■ Work to complete ■
Extract all lines in the data that contain the word "TPMS".

■ Data for this task ■
::::::
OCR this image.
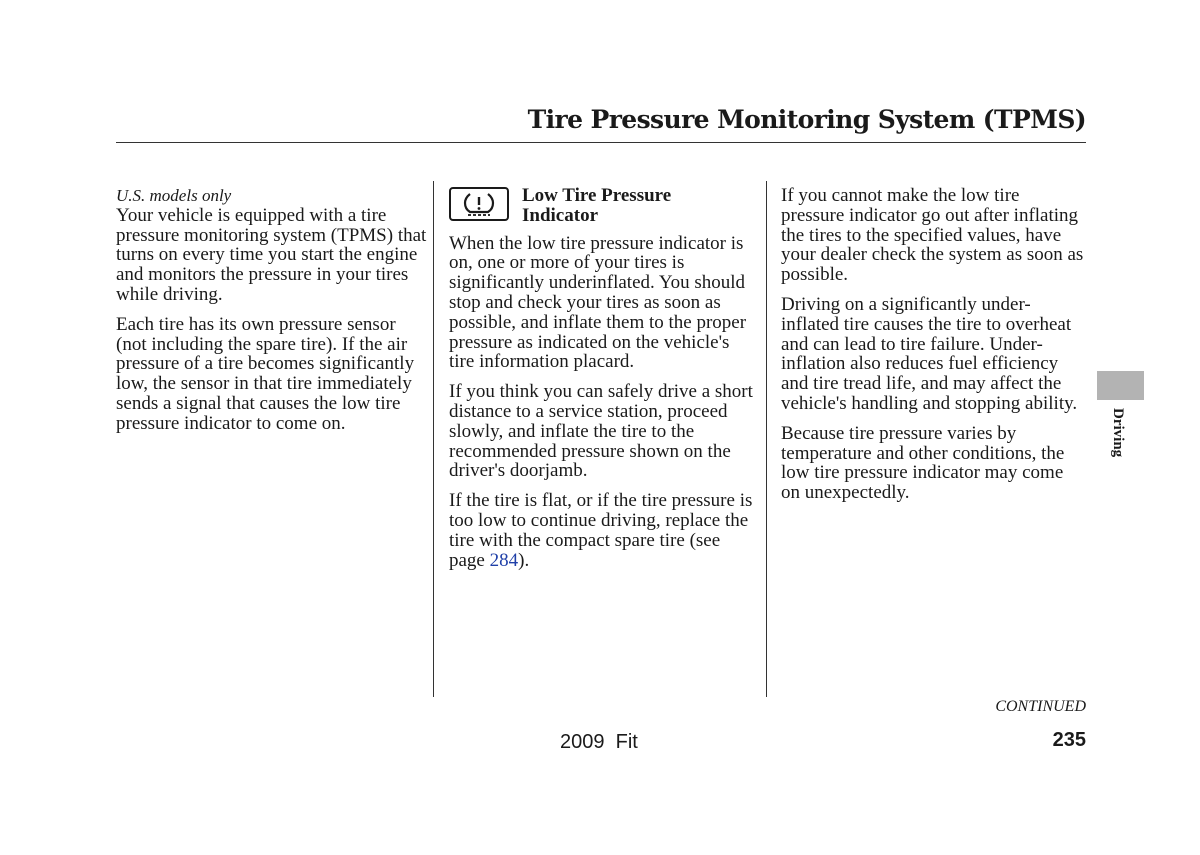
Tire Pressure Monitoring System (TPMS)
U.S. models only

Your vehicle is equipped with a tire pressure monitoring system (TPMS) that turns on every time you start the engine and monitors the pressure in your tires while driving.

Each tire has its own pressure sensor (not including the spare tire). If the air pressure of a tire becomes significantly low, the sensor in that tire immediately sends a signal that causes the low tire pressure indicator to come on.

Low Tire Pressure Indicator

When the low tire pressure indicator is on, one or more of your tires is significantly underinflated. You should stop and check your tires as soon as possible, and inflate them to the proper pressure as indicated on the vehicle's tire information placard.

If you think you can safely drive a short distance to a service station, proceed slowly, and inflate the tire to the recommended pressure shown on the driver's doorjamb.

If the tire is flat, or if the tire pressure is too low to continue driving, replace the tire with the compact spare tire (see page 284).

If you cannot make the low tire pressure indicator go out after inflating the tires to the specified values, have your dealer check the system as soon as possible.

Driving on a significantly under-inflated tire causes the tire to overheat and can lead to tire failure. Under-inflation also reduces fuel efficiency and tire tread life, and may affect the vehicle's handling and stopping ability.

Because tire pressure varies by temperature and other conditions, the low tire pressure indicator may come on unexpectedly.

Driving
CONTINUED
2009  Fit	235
::::::
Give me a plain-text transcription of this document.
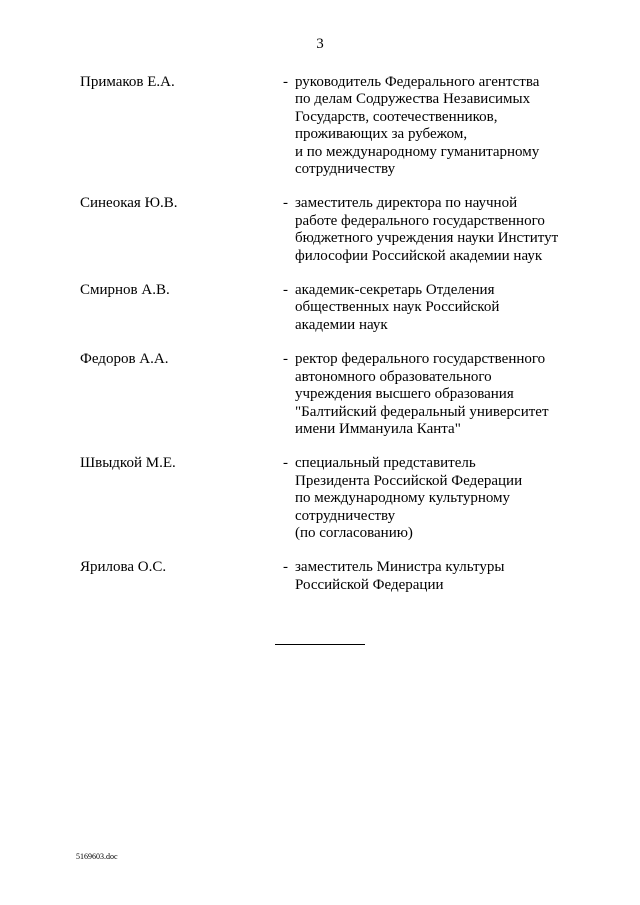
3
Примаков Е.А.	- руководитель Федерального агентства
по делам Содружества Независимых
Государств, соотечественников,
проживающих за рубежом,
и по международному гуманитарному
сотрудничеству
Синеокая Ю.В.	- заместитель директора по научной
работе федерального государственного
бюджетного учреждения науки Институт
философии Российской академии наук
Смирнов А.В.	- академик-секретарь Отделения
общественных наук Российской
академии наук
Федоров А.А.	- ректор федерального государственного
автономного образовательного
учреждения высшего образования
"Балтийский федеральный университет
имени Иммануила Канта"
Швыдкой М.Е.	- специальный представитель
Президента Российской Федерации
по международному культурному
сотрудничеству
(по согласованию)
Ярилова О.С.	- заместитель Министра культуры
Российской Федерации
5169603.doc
::::::
■ Completed task ■
Tire Pressure Monitoring System (TPMS)
Your vehicle is equipped with a tire pressure monitoring system (TPMS) that turns on every time you start the engine and monitors the pressure in your tires while driving.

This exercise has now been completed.